Items from a dataset
━━━━━━━━━━━━━━━━━━━━
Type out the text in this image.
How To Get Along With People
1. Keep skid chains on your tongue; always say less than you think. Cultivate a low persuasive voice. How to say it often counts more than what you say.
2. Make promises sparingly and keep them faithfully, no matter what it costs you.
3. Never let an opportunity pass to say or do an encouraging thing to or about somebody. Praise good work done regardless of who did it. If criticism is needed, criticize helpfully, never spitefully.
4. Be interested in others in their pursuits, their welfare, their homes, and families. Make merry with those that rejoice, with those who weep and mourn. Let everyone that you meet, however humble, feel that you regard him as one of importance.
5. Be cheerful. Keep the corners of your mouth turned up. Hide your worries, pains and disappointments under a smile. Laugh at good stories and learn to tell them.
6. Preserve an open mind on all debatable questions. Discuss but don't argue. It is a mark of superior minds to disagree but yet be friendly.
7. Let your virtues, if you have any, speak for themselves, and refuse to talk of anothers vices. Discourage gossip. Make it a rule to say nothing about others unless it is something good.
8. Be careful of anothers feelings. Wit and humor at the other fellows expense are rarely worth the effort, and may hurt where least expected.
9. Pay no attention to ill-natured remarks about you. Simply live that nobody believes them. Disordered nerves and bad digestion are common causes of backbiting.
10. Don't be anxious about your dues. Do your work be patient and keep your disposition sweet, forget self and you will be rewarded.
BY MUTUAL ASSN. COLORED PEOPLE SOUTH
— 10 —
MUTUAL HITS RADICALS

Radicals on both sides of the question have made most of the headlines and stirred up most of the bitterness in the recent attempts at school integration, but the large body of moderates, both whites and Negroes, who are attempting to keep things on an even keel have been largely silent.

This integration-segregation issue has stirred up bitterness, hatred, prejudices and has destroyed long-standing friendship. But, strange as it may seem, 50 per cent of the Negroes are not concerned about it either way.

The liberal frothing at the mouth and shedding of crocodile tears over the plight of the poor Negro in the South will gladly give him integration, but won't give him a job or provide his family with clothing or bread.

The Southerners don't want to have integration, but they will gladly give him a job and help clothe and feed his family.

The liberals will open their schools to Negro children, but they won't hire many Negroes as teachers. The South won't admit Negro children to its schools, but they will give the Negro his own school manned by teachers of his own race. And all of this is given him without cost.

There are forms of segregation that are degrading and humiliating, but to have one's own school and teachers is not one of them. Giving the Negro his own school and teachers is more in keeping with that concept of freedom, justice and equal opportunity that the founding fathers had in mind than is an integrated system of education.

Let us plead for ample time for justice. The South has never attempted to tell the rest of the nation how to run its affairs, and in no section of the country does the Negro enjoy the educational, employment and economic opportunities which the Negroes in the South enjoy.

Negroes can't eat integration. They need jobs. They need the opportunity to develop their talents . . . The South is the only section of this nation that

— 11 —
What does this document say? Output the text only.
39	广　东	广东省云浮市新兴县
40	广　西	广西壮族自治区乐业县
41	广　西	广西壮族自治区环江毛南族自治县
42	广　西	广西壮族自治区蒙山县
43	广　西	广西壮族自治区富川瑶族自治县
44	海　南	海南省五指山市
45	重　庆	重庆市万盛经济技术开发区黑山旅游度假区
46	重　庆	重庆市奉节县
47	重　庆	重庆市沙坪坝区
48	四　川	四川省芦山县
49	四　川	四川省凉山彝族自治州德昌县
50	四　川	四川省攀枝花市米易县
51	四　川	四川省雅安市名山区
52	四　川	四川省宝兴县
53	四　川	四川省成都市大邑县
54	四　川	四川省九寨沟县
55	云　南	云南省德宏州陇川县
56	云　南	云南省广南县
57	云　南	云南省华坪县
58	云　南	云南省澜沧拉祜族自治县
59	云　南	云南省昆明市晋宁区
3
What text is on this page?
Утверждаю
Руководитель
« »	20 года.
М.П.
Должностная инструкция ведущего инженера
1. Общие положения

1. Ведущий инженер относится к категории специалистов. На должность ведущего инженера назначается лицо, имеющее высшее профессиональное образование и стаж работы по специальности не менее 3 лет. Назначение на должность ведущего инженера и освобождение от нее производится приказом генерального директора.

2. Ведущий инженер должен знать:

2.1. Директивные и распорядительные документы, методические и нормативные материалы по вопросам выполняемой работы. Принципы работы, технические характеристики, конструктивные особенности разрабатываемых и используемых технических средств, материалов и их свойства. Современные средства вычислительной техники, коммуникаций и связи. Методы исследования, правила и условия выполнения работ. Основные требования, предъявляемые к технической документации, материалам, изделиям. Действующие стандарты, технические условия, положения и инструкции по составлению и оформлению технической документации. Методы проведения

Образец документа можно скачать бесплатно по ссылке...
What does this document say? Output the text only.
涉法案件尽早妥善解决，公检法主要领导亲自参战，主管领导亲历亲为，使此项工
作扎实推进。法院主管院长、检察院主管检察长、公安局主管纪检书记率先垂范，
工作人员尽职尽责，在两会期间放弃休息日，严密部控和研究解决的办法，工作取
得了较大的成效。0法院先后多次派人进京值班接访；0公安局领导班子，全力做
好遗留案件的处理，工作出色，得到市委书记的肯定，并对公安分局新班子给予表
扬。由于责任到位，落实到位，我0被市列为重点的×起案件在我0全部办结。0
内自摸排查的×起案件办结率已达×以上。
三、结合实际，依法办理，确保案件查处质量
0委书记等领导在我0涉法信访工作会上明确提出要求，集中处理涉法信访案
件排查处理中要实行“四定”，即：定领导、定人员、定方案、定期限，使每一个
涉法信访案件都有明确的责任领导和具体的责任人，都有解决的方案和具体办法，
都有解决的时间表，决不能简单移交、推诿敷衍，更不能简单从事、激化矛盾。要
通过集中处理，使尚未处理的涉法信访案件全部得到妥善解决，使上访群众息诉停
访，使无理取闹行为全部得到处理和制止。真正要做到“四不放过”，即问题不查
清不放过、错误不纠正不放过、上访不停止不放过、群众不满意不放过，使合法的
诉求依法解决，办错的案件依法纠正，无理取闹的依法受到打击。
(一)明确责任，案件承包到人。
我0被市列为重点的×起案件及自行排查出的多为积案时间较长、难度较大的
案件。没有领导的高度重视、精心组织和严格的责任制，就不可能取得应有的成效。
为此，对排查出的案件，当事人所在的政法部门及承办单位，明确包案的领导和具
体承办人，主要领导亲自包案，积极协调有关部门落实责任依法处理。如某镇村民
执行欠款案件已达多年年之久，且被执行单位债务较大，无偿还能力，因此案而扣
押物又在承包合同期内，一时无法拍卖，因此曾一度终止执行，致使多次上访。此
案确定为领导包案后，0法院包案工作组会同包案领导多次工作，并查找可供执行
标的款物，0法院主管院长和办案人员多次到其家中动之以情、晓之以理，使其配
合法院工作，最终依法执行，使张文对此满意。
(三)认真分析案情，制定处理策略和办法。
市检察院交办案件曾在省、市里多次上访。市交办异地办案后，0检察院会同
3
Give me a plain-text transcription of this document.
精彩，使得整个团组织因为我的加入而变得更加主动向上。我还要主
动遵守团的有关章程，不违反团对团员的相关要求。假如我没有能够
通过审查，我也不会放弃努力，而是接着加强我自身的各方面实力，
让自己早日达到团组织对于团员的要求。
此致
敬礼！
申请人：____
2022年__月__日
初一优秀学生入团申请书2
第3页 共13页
━━━━━━━━━━━━━━━━━━━━
Task objective
Read through the entries and copy each line in which "school" appears.

Response to the task
Radicals on both sides of the question have made most of the headlines and stirred up most of the bitterness in the recent attempts at school integration, but the large body of moderates, both whites and Negroes, who are attempting to keep things on an even keel have been largely silent.
The liberals will open their schools to Negro children, but they won't hire many Negroes as teachers. The South won't admit Negro children to its schools, but they will give the Negro his own school manned by teachers of his own race. And all of this is given him without cost.
There are forms of segregation that are degrading and humiliating, but to have one's own school and teachers is not one of them. Giving the Negro his own school and teachers is more in keeping with that concept of freedom, justice and equal opportunity that the founding fathers had in mind than is an integrated system of education.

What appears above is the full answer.